• _Your task_: Search the material and gather each line with "auoir" in it.

• _Record extracts_:
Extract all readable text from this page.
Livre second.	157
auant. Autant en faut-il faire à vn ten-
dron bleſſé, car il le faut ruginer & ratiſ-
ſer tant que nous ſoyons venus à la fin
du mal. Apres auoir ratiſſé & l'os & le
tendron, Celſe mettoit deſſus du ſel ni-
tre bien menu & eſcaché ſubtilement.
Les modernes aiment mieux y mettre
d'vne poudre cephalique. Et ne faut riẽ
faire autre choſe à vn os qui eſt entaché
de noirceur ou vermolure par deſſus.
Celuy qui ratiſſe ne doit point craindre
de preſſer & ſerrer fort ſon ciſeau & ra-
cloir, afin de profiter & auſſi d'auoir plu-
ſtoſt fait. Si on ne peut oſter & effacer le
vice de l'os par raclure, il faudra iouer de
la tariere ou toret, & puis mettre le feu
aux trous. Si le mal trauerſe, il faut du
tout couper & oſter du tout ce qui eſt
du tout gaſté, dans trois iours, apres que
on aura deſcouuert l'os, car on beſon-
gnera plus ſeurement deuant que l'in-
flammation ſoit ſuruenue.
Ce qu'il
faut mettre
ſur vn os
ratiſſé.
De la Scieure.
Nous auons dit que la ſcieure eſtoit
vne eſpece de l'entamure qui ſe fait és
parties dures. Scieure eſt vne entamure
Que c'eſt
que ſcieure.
--
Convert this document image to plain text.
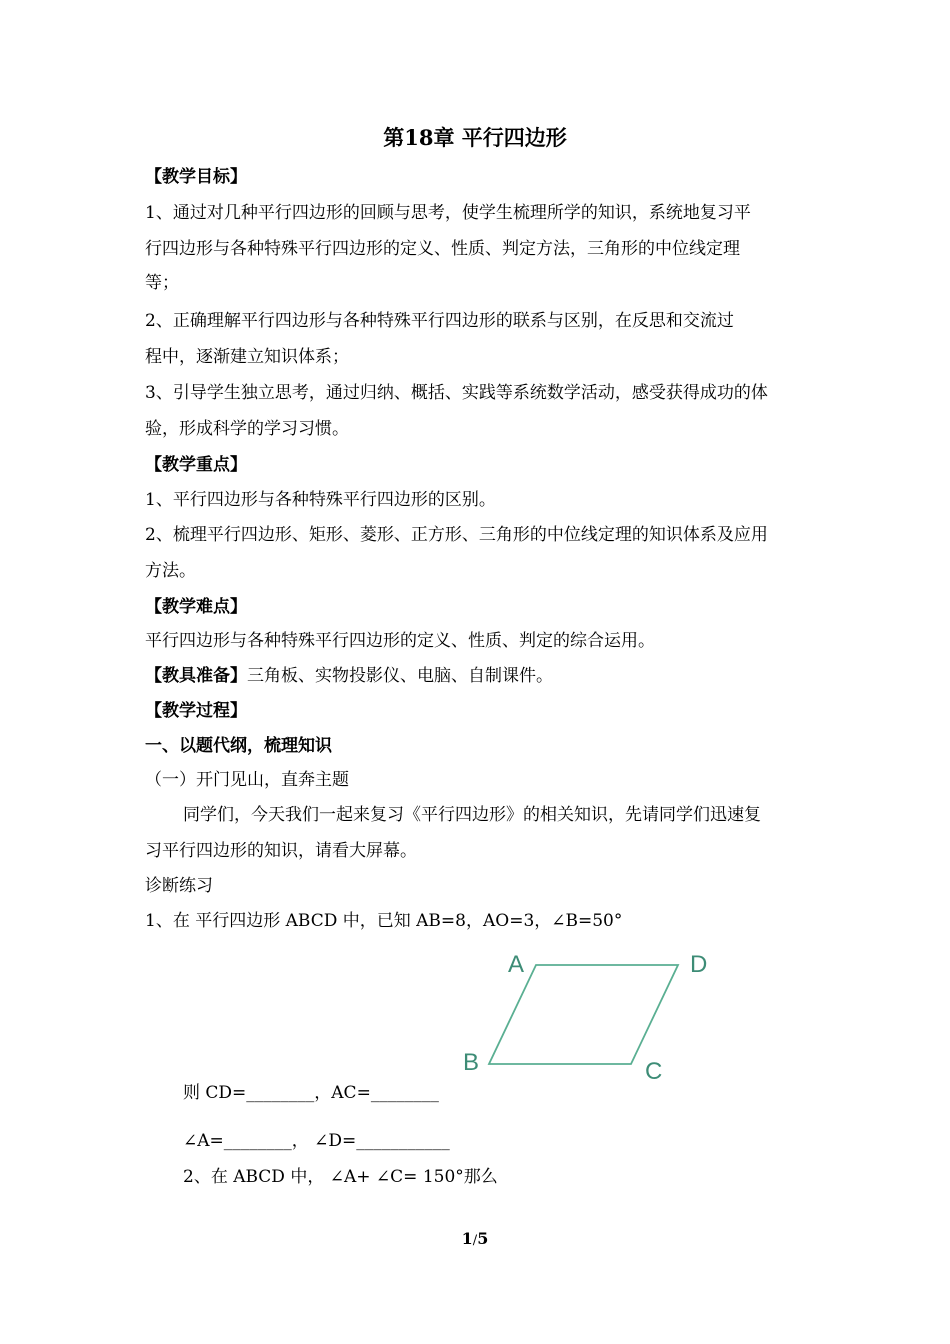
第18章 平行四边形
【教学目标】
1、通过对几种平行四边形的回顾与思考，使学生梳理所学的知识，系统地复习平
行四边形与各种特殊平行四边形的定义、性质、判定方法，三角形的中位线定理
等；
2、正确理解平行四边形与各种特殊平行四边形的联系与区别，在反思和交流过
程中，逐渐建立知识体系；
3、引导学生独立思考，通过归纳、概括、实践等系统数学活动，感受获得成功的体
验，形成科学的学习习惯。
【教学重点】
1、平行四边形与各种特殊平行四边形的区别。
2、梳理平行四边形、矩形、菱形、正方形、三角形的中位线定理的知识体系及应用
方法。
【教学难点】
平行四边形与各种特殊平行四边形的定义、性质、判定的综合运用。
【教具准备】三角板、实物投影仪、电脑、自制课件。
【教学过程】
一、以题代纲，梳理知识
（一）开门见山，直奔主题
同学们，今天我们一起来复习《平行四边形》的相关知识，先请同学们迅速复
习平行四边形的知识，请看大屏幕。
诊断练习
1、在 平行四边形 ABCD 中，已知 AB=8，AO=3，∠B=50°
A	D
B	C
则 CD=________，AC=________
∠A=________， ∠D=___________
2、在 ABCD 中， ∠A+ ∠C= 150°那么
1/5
--
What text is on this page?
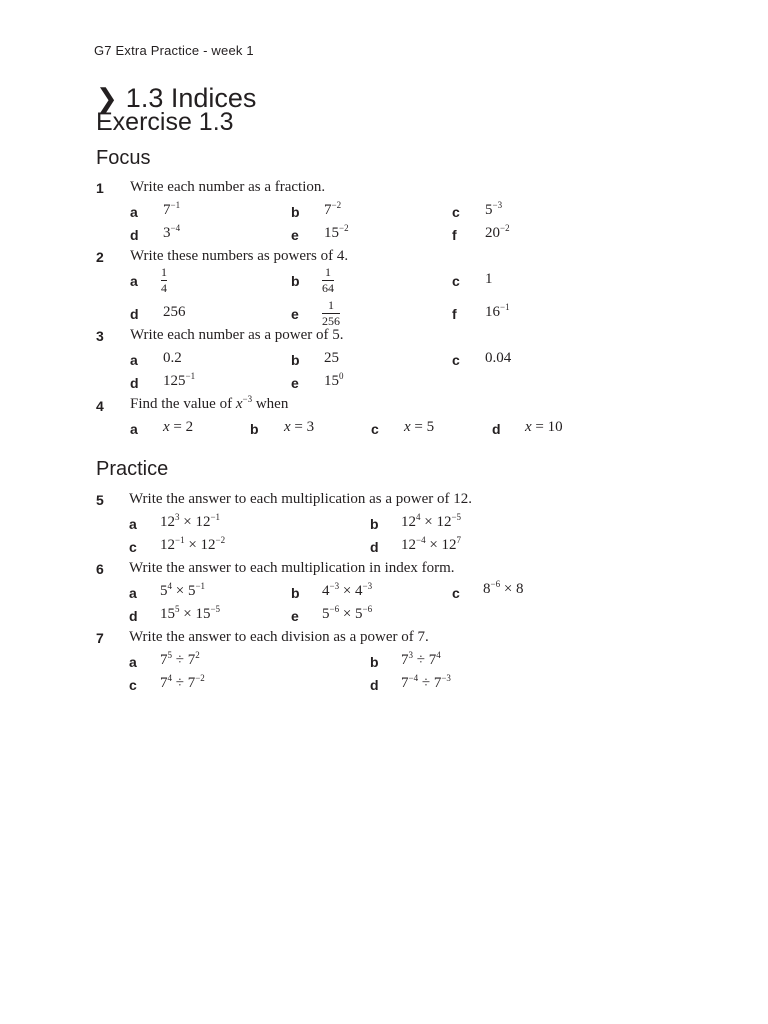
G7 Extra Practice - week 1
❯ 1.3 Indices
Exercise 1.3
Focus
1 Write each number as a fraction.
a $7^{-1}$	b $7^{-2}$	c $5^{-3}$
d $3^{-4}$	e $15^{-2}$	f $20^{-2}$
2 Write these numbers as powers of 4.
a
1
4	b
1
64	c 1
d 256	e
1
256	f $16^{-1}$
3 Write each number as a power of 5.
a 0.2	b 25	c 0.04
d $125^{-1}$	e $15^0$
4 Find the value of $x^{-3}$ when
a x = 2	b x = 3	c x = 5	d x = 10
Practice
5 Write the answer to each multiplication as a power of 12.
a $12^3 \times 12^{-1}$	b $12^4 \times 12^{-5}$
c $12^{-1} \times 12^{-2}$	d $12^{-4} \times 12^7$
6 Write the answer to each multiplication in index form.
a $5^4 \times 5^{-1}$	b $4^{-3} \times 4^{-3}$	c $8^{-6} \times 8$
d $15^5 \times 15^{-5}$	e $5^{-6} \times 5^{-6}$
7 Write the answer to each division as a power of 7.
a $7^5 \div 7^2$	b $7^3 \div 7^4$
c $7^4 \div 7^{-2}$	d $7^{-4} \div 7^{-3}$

• _Finished task_:
du mal. Apres auoir ratiſſé & l'os & le
cloir, afin de profiter & auſſi d'auoir plu-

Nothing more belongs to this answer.